**Source document:**
• • • • •
New Jersey Labor Laws

New Jersey labor laws help employers and employees understand their rights and protections in the state.

In the state of New Jersey, the Wage and Hour Division (WHD), a part of the federal Department of Labor, enforces NJ state labor law. Within New Jersey, the Wage and Hour Division enforces the Fair Labor Standards Act concerning the children's employment, minimum wage, and methods of wage payment. The WHD, within the Department of Justice, does not have jurisdiction over New Jersey, or any other state, including state, county, and municipal government unless it pertains to child labor laws. Those employees do fall under the jurisdiction of the Wage and Hour Division.

New Jersey Labor Laws - Minimum Wage

New Jersey has their own State Wage and Hour Law which, in addition to federal law, sets their own minimum wage rate as well as overtime rules and rates for all workers within the state of New Jersey. As of January 2017, the minimum wage in New Jersey was $8.44 per hour which is above the federal minimum wage. This law protects most workers from being paid less than $8.44, but some exceptions do exist. Certain types of salespeople such as outside sales or automobile sales as well as those under the age of 18. There are exceptions to the exceptions as well when it comes to minors such as those working in restaurants or other food service jobs, retail, and others.
• • • • •
**Given records:**
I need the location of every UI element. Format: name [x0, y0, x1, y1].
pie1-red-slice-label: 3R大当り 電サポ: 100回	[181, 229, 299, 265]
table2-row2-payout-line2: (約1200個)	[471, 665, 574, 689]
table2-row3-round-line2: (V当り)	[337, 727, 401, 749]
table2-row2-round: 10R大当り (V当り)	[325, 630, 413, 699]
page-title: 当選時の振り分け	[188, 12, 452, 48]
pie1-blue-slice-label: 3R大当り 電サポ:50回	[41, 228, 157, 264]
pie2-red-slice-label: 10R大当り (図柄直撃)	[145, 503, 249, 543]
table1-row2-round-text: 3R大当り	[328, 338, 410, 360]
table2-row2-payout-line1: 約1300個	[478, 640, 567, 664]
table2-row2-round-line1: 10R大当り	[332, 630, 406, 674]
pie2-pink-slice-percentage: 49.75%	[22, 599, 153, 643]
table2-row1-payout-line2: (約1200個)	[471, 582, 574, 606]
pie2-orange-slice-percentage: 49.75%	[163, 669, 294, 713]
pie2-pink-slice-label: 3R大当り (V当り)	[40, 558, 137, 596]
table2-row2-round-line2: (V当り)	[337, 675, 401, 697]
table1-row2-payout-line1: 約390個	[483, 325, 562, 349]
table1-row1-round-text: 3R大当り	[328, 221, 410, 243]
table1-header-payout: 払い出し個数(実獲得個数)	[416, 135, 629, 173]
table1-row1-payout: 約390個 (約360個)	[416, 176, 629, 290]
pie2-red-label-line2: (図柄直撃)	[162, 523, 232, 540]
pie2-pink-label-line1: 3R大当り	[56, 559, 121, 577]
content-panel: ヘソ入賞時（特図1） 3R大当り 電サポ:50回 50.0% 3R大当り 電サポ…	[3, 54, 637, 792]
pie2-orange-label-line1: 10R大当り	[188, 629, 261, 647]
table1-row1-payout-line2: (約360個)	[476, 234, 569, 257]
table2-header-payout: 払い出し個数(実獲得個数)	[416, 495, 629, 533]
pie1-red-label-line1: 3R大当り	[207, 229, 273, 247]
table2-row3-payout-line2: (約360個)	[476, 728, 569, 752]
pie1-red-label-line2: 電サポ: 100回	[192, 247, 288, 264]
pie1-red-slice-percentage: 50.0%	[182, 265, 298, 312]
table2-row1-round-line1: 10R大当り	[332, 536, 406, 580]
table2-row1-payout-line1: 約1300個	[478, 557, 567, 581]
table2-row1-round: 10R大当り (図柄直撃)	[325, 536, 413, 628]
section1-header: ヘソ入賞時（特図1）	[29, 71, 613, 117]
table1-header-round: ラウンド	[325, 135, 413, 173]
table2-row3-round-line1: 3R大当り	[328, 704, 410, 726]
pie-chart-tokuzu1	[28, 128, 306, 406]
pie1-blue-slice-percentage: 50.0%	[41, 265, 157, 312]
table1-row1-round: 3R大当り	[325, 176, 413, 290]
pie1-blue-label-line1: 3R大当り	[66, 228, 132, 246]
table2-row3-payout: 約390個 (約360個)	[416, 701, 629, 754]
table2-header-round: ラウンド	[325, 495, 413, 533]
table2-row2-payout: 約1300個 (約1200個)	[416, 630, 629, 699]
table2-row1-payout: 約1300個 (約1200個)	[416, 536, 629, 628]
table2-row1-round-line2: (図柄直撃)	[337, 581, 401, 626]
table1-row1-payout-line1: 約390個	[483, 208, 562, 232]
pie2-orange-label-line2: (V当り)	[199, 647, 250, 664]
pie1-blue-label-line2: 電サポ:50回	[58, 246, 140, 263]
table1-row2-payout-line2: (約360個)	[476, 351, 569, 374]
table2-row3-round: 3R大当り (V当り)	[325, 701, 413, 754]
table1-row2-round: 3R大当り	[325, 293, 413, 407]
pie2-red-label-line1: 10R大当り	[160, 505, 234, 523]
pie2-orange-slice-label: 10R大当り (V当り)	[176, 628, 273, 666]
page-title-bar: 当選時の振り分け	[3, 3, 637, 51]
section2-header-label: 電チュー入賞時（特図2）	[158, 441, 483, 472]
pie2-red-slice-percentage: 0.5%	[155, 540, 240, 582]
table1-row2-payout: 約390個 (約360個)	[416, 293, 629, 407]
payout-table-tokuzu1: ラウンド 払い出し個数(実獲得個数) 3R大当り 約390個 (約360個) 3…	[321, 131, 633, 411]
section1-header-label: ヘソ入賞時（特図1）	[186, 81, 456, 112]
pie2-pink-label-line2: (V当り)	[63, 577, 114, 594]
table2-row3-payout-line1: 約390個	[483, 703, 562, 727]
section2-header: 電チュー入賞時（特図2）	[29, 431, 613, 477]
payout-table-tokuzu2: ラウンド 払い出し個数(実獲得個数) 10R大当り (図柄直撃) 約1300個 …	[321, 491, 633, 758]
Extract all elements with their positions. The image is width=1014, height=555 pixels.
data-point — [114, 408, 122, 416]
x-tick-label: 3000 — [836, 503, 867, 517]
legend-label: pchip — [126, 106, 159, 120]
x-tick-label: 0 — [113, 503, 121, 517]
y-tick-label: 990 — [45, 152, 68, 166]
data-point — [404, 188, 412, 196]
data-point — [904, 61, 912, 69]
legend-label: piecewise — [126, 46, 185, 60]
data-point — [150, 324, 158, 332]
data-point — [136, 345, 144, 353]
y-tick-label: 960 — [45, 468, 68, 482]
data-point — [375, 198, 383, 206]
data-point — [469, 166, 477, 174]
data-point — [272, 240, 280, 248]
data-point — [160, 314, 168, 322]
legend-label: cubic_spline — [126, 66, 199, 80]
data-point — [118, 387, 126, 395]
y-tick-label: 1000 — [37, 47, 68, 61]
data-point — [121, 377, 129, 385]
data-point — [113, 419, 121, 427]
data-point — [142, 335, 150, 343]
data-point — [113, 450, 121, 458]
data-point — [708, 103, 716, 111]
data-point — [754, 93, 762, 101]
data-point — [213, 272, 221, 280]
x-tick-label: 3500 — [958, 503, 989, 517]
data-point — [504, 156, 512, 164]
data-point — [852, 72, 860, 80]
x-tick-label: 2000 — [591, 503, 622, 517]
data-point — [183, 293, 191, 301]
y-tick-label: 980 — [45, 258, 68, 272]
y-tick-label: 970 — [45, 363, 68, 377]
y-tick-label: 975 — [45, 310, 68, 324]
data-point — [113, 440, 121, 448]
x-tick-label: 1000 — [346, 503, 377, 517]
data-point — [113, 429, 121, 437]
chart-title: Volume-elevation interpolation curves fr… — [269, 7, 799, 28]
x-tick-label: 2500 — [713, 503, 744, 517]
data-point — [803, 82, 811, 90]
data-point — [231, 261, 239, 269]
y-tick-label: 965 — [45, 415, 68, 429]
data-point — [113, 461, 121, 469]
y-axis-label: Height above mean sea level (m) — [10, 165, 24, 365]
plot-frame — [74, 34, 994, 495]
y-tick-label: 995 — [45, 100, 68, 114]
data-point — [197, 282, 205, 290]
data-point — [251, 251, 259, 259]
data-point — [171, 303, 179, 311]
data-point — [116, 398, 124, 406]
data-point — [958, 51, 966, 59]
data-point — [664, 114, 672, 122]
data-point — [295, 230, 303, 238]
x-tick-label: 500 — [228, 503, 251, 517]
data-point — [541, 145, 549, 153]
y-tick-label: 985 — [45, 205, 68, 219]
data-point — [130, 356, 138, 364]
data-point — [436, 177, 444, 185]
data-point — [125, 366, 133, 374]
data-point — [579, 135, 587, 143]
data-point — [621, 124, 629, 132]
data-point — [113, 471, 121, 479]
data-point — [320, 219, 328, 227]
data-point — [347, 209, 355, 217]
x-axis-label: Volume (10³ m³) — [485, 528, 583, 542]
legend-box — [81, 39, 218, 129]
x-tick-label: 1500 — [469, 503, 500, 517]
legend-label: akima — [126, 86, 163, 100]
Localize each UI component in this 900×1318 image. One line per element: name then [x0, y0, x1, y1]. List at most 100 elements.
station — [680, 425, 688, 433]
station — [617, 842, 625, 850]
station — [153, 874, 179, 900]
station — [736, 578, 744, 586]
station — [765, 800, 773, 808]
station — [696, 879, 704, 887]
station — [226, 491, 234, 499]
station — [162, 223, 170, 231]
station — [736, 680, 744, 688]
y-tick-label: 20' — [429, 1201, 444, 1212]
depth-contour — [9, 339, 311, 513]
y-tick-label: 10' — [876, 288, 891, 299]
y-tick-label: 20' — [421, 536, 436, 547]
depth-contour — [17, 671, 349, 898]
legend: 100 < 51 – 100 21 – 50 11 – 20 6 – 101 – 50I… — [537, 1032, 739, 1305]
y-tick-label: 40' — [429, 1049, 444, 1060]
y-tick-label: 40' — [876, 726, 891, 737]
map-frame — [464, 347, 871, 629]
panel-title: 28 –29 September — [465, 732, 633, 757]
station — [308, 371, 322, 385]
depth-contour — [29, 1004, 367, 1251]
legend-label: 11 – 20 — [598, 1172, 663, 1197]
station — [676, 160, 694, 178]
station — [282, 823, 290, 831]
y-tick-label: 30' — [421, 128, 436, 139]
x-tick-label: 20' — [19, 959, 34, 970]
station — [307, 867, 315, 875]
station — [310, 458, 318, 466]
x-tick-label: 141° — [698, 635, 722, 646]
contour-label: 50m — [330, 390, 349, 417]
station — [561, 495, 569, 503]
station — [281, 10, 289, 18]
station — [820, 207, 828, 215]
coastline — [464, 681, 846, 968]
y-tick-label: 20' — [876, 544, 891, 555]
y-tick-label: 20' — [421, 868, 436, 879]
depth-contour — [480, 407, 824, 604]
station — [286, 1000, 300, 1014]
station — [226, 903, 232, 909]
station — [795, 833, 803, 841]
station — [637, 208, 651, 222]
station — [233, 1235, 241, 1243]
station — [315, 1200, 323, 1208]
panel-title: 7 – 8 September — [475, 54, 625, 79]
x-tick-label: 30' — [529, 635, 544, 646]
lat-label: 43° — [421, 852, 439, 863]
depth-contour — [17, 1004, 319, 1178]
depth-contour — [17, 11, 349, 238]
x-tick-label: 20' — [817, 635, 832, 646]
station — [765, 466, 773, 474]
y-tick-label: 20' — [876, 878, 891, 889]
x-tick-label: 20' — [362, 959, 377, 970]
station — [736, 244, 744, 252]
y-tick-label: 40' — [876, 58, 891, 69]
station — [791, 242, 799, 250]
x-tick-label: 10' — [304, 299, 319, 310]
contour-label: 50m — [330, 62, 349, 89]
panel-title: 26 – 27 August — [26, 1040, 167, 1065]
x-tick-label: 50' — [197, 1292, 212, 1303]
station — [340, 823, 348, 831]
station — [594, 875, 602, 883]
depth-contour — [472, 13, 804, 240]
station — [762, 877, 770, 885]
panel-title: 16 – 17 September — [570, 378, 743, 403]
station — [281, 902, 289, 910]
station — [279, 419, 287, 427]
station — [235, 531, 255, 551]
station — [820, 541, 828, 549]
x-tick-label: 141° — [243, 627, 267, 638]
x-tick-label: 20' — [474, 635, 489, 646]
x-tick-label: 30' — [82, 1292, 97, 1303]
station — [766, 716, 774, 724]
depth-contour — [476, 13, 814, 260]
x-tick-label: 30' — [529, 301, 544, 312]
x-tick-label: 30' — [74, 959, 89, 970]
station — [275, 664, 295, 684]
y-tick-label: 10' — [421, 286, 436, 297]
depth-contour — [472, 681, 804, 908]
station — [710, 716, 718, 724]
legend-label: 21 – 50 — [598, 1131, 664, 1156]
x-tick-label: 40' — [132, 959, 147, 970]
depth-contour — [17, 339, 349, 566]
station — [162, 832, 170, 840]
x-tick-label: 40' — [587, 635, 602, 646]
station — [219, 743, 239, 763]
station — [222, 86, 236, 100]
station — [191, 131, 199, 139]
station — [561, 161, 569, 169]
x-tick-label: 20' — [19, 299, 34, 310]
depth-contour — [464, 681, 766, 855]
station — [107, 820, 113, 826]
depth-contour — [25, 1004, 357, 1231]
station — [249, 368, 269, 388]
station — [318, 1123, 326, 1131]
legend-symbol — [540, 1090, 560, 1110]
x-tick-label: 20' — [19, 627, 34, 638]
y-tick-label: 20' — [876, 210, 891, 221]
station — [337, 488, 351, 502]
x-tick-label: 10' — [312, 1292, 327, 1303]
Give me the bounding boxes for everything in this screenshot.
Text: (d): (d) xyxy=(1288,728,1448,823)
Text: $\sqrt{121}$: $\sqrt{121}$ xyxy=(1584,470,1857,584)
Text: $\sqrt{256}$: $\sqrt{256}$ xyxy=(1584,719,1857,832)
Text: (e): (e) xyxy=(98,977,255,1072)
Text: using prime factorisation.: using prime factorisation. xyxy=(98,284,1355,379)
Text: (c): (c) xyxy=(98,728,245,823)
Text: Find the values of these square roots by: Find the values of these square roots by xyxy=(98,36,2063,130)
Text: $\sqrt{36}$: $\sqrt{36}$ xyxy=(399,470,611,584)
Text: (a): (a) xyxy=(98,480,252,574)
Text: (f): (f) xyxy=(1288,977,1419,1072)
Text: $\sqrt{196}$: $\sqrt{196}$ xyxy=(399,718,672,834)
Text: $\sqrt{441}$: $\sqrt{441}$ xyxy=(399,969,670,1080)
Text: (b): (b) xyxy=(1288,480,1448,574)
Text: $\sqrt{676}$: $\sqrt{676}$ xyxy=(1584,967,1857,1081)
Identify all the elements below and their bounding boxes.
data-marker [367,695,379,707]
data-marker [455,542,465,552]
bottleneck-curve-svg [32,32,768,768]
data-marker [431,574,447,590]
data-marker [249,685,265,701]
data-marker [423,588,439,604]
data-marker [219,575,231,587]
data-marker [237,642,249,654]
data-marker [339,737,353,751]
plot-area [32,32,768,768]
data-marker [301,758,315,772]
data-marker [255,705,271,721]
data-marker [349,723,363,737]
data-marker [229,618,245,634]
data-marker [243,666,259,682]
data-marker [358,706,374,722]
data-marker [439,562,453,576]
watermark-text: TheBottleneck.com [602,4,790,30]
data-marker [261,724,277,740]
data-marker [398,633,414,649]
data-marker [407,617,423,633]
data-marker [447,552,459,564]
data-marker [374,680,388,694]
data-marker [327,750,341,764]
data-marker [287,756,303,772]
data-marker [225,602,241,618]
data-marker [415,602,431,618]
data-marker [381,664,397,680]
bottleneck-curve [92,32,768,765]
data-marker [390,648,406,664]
• • • • •
**Your assignment:** Reproduce the New Jersey labor laws page above in full, word for word, from its title through its last sentence.

**Exercise response:**
New Jersey Labor Laws

New Jersey labor laws help employers and employees understand their rights and protections in the state.

In the state of New Jersey, the Wage and Hour Division (WHD), a part of the federal Department of Labor, enforces NJ state labor law. Within New Jersey, the Wage and Hour Division enforces the Fair Labor Standards Act concerning the children's employment, minimum wage, and methods of wage payment. The WHD, within the Department of Justice, does not have jurisdiction over New Jersey, or any other state, including state, county, and municipal government unless it pertains to child labor laws. Those employees do fall under the jurisdiction of the Wage and Hour Division.

New Jersey Labor Laws - Minimum Wage

New Jersey has their own State Wage and Hour Law which, in addition to federal law, sets their own minimum wage rate as well as overtime rules and rates for all workers within the state of New Jersey. As of January 2017, the minimum wage in New Jersey was $8.44 per hour which is above the federal minimum wage. This law protects most workers from being paid less than $8.44, but some exceptions do exist. Certain types of salespeople such as outside sales or automobile sales as well as those under the age of 18. There are exceptions to the exceptions as well when it comes to minors such as those working in restaurants or other food service jobs, retail, and others.